• _Description of the task_
Exactly reproduce each entry, leaving out nothing.

• _Material shown_

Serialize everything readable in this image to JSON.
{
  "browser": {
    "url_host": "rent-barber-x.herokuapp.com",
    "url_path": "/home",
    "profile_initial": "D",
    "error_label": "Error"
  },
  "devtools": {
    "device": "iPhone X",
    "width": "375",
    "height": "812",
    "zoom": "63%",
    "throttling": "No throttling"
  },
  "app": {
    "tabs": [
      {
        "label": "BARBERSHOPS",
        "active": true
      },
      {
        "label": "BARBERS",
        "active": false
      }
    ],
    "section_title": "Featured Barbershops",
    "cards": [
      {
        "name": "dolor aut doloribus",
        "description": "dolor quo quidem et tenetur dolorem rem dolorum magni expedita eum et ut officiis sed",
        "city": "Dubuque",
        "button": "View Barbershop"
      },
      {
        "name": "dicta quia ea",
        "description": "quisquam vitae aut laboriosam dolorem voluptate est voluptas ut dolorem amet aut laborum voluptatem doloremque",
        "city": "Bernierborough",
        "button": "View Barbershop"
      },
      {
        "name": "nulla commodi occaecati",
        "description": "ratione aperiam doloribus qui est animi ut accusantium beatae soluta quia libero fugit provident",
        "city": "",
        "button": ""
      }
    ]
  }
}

• _Task solution_
Serialize everything readable in this image to JSON.
{
  "browser": {
    "url_host": "rent-barber-x.herokuapp.com",
    "url_path": "/home",
    "profile_initial": "D",
    "error_label": "Error"
  },
  "devtools": {
    "device": "iPhone X",
    "width": "375",
    "height": "812",
    "zoom": "63%",
    "throttling": "No throttling"
  },
  "app": {
    "tabs": [
      {
        "label": "BARBERSHOPS",
        "active": true
      },
      {
        "label": "BARBERS",
        "active": false
      }
    ],
    "section_title": "Featured Barbershops",
    "cards": [
      {
        "name": "dolor aut doloribus",
        "description": "dolor quo quidem et tenetur dolorem rem dolorum magni expedita eum et ut officiis sed",
        "city": "Dubuque",
        "button": "View Barbershop"
      },
      {
        "name": "dicta quia ea",
        "description": "quisquam vitae aut laboriosam dolorem voluptate est voluptas ut dolorem amet aut laborum voluptatem doloremque",
        "city": "Bernierborough",
        "button": "View Barbershop"
      },
      {
        "name": "nulla commodi occaecati",
        "description": "ratione aperiam doloribus qui est animi ut accusantium beatae soluta quia libero fugit provident",
        "city": "",
        "button": ""
      }
    ]
  }
}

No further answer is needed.